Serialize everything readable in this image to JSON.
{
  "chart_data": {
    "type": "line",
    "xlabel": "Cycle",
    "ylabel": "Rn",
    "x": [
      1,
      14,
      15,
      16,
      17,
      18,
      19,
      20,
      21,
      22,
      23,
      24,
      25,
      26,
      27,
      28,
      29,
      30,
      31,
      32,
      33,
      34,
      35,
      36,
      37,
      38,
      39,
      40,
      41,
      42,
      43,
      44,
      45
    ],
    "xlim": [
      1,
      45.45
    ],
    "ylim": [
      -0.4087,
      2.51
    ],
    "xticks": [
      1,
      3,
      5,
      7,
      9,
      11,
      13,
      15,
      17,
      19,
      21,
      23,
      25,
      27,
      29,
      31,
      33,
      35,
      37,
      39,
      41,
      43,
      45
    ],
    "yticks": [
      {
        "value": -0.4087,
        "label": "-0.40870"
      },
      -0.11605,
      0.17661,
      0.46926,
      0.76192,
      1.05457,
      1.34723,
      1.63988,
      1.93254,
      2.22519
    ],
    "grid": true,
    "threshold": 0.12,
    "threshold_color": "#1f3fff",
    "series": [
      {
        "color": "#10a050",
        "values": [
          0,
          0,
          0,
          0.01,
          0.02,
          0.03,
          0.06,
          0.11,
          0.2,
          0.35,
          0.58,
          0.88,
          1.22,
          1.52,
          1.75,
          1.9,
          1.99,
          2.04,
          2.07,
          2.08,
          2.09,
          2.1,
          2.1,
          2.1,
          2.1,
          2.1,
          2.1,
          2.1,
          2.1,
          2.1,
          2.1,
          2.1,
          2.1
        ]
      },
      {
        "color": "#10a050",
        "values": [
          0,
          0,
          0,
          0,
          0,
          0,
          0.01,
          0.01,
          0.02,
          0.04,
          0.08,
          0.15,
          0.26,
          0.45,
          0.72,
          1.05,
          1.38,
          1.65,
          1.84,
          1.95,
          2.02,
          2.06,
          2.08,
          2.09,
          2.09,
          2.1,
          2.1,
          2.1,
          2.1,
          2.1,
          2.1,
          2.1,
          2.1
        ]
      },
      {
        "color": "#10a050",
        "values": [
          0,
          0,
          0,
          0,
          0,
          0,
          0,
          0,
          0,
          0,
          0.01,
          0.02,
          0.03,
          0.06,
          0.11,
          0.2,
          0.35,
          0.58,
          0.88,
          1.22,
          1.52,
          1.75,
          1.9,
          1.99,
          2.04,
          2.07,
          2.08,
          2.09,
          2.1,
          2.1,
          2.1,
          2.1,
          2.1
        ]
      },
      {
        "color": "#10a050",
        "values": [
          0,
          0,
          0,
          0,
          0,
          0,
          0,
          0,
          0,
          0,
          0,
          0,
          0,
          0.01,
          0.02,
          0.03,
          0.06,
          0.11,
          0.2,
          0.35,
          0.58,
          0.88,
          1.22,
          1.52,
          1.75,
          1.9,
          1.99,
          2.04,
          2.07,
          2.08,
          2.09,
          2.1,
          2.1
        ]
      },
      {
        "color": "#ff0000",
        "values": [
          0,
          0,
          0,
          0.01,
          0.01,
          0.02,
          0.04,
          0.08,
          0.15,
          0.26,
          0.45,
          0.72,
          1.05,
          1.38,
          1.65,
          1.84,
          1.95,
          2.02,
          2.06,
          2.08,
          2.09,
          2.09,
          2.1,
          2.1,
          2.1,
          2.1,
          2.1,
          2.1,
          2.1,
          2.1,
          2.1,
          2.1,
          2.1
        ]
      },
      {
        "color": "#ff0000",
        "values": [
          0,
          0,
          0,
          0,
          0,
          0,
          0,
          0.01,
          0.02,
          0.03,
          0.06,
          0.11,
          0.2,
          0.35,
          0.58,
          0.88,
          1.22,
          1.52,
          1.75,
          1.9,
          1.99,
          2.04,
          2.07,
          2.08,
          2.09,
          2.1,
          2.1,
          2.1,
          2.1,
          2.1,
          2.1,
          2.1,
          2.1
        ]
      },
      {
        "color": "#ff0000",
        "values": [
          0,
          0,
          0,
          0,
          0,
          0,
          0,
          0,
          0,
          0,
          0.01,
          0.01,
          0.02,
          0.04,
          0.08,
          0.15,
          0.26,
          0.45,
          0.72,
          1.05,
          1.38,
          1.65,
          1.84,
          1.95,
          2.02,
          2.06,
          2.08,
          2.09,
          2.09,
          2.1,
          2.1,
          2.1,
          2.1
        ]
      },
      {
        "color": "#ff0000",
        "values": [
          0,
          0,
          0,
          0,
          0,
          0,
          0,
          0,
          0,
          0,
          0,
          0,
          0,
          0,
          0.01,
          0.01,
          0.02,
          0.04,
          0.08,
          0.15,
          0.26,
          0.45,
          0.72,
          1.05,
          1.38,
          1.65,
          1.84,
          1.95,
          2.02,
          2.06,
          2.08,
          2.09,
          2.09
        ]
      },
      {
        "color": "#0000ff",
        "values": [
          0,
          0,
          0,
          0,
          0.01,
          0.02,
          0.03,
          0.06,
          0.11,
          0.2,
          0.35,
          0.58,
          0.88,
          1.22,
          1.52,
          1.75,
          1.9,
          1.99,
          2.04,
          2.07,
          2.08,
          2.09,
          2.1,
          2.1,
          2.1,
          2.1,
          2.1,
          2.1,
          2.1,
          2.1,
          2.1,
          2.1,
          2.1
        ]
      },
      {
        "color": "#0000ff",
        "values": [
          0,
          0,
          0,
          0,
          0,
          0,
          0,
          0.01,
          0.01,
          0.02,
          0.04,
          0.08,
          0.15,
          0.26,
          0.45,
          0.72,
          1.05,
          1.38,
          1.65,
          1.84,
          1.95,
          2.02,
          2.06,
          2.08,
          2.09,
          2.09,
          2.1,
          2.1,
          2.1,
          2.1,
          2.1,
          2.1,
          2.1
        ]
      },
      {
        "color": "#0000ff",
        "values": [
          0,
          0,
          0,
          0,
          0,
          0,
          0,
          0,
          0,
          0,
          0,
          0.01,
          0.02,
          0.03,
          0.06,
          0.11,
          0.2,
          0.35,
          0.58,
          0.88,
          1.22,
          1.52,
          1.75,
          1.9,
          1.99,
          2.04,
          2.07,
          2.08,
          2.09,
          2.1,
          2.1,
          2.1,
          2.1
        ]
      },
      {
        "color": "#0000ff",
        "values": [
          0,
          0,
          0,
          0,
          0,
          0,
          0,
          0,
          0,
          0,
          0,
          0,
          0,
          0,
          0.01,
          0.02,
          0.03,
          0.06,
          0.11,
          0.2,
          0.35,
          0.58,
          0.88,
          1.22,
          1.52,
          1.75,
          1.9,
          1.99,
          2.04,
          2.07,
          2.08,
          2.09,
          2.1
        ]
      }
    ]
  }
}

::::::

— Goal of the exercise —
Return all of the data word for word.

— Task answer —
Serialize everything readable in this image to JSON.
{
  "chart_data": {
    "type": "line",
    "xlabel": "Cycle",
    "ylabel": "Rn",
    "x": [
      1,
      14,
      15,
      16,
      17,
      18,
      19,
      20,
      21,
      22,
      23,
      24,
      25,
      26,
      27,
      28,
      29,
      30,
      31,
      32,
      33,
      34,
      35,
      36,
      37,
      38,
      39,
      40,
      41,
      42,
      43,
      44,
      45
    ],
    "xlim": [
      1,
      45.45
    ],
    "ylim": [
      -0.4087,
      2.51
    ],
    "xticks": [
      1,
      3,
      5,
      7,
      9,
      11,
      13,
      15,
      17,
      19,
      21,
      23,
      25,
      27,
      29,
      31,
      33,
      35,
      37,
      39,
      41,
      43,
      45
    ],
    "yticks": [
      {
        "value": -0.4087,
        "label": "-0.40870"
      },
      -0.11605,
      0.17661,
      0.46926,
      0.76192,
      1.05457,
      1.34723,
      1.63988,
      1.93254,
      2.22519
    ],
    "grid": true,
    "threshold": 0.12,
    "threshold_color": "#1f3fff",
    "series": [
      {
        "color": "#10a050",
        "values": [
          0,
          0,
          0,
          0.01,
          0.02,
          0.03,
          0.06,
          0.11,
          0.2,
          0.35,
          0.58,
          0.88,
          1.22,
          1.52,
          1.75,
          1.9,
          1.99,
          2.04,
          2.07,
          2.08,
          2.09,
          2.1,
          2.1,
          2.1,
          2.1,
          2.1,
          2.1,
          2.1,
          2.1,
          2.1,
          2.1,
          2.1,
          2.1
        ]
      },
      {
        "color": "#10a050",
        "values": [
          0,
          0,
          0,
          0,
          0,
          0,
          0.01,
          0.01,
          0.02,
          0.04,
          0.08,
          0.15,
          0.26,
          0.45,
          0.72,
          1.05,
          1.38,
          1.65,
          1.84,
          1.95,
          2.02,
          2.06,
          2.08,
          2.09,
          2.09,
          2.1,
          2.1,
          2.1,
          2.1,
          2.1,
          2.1,
          2.1,
          2.1
        ]
      },
      {
        "color": "#10a050",
        "values": [
          0,
          0,
          0,
          0,
          0,
          0,
          0,
          0,
          0,
          0,
          0.01,
          0.02,
          0.03,
          0.06,
          0.11,
          0.2,
          0.35,
          0.58,
          0.88,
          1.22,
          1.52,
          1.75,
          1.9,
          1.99,
          2.04,
          2.07,
          2.08,
          2.09,
          2.1,
          2.1,
          2.1,
          2.1,
          2.1
        ]
      },
      {
        "color": "#10a050",
        "values": [
          0,
          0,
          0,
          0,
          0,
          0,
          0,
          0,
          0,
          0,
          0,
          0,
          0,
          0.01,
          0.02,
          0.03,
          0.06,
          0.11,
          0.2,
          0.35,
          0.58,
          0.88,
          1.22,
          1.52,
          1.75,
          1.9,
          1.99,
          2.04,
          2.07,
          2.08,
          2.09,
          2.1,
          2.1
        ]
      },
      {
        "color": "#ff0000",
        "values": [
          0,
          0,
          0,
          0.01,
          0.01,
          0.02,
          0.04,
          0.08,
          0.15,
          0.26,
          0.45,
          0.72,
          1.05,
          1.38,
          1.65,
          1.84,
          1.95,
          2.02,
          2.06,
          2.08,
          2.09,
          2.09,
          2.1,
          2.1,
          2.1,
          2.1,
          2.1,
          2.1,
          2.1,
          2.1,
          2.1,
          2.1,
          2.1
        ]
      },
      {
        "color": "#ff0000",
        "values": [
          0,
          0,
          0,
          0,
          0,
          0,
          0,
          0.01,
          0.02,
          0.03,
          0.06,
          0.11,
          0.2,
          0.35,
          0.58,
          0.88,
          1.22,
          1.52,
          1.75,
          1.9,
          1.99,
          2.04,
          2.07,
          2.08,
          2.09,
          2.1,
          2.1,
          2.1,
          2.1,
          2.1,
          2.1,
          2.1,
          2.1
        ]
      },
      {
        "color": "#ff0000",
        "values": [
          0,
          0,
          0,
          0,
          0,
          0,
          0,
          0,
          0,
          0,
          0.01,
          0.01,
          0.02,
          0.04,
          0.08,
          0.15,
          0.26,
          0.45,
          0.72,
          1.05,
          1.38,
          1.65,
          1.84,
          1.95,
          2.02,
          2.06,
          2.08,
          2.09,
          2.09,
          2.1,
          2.1,
          2.1,
          2.1
        ]
      },
      {
        "color": "#ff0000",
        "values": [
          0,
          0,
          0,
          0,
          0,
          0,
          0,
          0,
          0,
          0,
          0,
          0,
          0,
          0,
          0.01,
          0.01,
          0.02,
          0.04,
          0.08,
          0.15,
          0.26,
          0.45,
          0.72,
          1.05,
          1.38,
          1.65,
          1.84,
          1.95,
          2.02,
          2.06,
          2.08,
          2.09,
          2.09
        ]
      },
      {
        "color": "#0000ff",
        "values": [
          0,
          0,
          0,
          0,
          0.01,
          0.02,
          0.03,
          0.06,
          0.11,
          0.2,
          0.35,
          0.58,
          0.88,
          1.22,
          1.52,
          1.75,
          1.9,
          1.99,
          2.04,
          2.07,
          2.08,
          2.09,
          2.1,
          2.1,
          2.1,
          2.1,
          2.1,
          2.1,
          2.1,
          2.1,
          2.1,
          2.1,
          2.1
        ]
      },
      {
        "color": "#0000ff",
        "values": [
          0,
          0,
          0,
          0,
          0,
          0,
          0,
          0.01,
          0.01,
          0.02,
          0.04,
          0.08,
          0.15,
          0.26,
          0.45,
          0.72,
          1.05,
          1.38,
          1.65,
          1.84,
          1.95,
          2.02,
          2.06,
          2.08,
          2.09,
          2.09,
          2.1,
          2.1,
          2.1,
          2.1,
          2.1,
          2.1,
          2.1
        ]
      },
      {
        "color": "#0000ff",
        "values": [
          0,
          0,
          0,
          0,
          0,
          0,
          0,
          0,
          0,
          0,
          0,
          0.01,
          0.02,
          0.03,
          0.06,
          0.11,
          0.2,
          0.35,
          0.58,
          0.88,
          1.22,
          1.52,
          1.75,
          1.9,
          1.99,
          2.04,
          2.07,
          2.08,
          2.09,
          2.1,
          2.1,
          2.1,
          2.1
        ]
      },
      {
        "color": "#0000ff",
        "values": [
          0,
          0,
          0,
          0,
          0,
          0,
          0,
          0,
          0,
          0,
          0,
          0,
          0,
          0,
          0.01,
          0.02,
          0.03,
          0.06,
          0.11,
          0.2,
          0.35,
          0.58,
          0.88,
          1.22,
          1.52,
          1.75,
          1.9,
          1.99,
          2.04,
          2.07,
          2.08,
          2.09,
          2.1
        ]
      }
    ]
  }
}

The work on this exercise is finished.